Element and region data:

##############################

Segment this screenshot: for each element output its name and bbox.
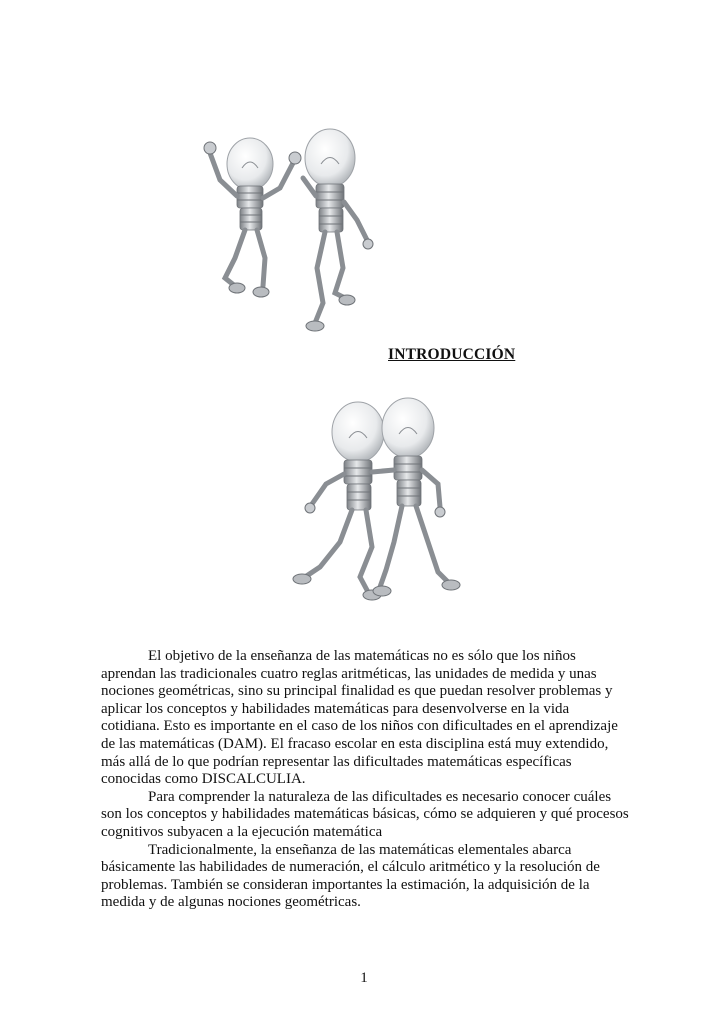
paragraph: El objetivo de la enseñanza de las matemáticas no es sólo que los niños aprendan las tradicionales cuatro reglas aritméticas, las unidades de medida y unas nociones geométricas, sino su principal finalidad es que puedan resolver problemas y aplicar los conceptos y habilidades matemáticas para desenvolverse en la vida cotidiana. Esto es importante en el caso de los niños con dificultades en el aprendizaje de las matemáticas (DAM). El fracaso escolar en esta disciplina está muy extendido, más allá de lo que podrían representar las dificultades matemáticas específicas conocidas como DISCALCULIA. (101, 648, 618, 788)
page-number: 1 (360, 970, 368, 986)
paragraph: Para comprender la naturaleza de las dificultades es necesario conocer cuáles son los conceptos y habilidades matemáticas básicas, cómo se adquieren y qué procesos cognitivos subyacen a la ejecución matemática (101, 788, 629, 840)
body-text (101, 648, 631, 912)
dancing-lightbulbs-icon (185, 118, 375, 340)
walking-lightbulbs-icon (290, 392, 465, 622)
paragraph: Tradicionalmente, la enseñanza de las matemáticas elementales abarca básicamente las habilidades de numeración, el cálculo aritmético y la resolución de problemas. También se consideran importantes la estimación, la adquisición de la medida y de algunas nociones geométricas. (101, 841, 600, 911)
page-title: INTRODUCCIÓN (388, 346, 516, 363)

##############################

Problem details → Lay out every line of the records above as a Markdown table with the columns Row and Record line, numbering the rows and omitting blank lines. Leave the pictures out of the table.

Answer to the exercise →
| Row | Record line |
|---|---|
| 1 | Segment this screenshot: for each element output its name and bbox. |
| 2 | paragraph: El objetivo de la enseñanza de las matemáticas no es sólo que los niños aprendan las tradicionales cuatro reglas aritméticas, las unidades de medida y unas nociones geométricas, sino su principal finalidad es que puedan resolver problemas y aplicar los conceptos y habilidades matemáticas para desenvolverse en la vida cotidiana. Esto es importante en el caso de los niños con dificultades en el aprendizaje de las matemáticas (DAM). El fracaso escolar en esta disciplina está muy extendido, más allá de lo que podrían representar las dificultades matemáticas específicas conocidas como DISCALCULIA. (101, 648, 618, 788) |
| 3 | page-number: 1 (360, 970, 368, 986) |
| 4 | paragraph: Para comprender la naturaleza de las dificultades es necesario conocer cuáles son los conceptos y habilidades matemáticas básicas, cómo se adquieren y qué procesos cognitivos subyacen a la ejecución matemática (101, 788, 629, 840) |
| 5 | body-text (101, 648, 631, 912) |
| 6 | dancing-lightbulbs-icon (185, 118, 375, 340) |
| 7 | walking-lightbulbs-icon (290, 392, 465, 622) |
| 8 | paragraph: Tradicionalmente, la enseñanza de las matemáticas elementales abarca básicamente las habilidades de numeración, el cálculo aritmético y la resolución de problemas. También se consideran importantes la estimación, la adquisición de la medida y de algunas nociones geométricas. (101, 841, 600, 911) |
| 9 | page-title: INTRODUCCIÓN (388, 346, 516, 363) |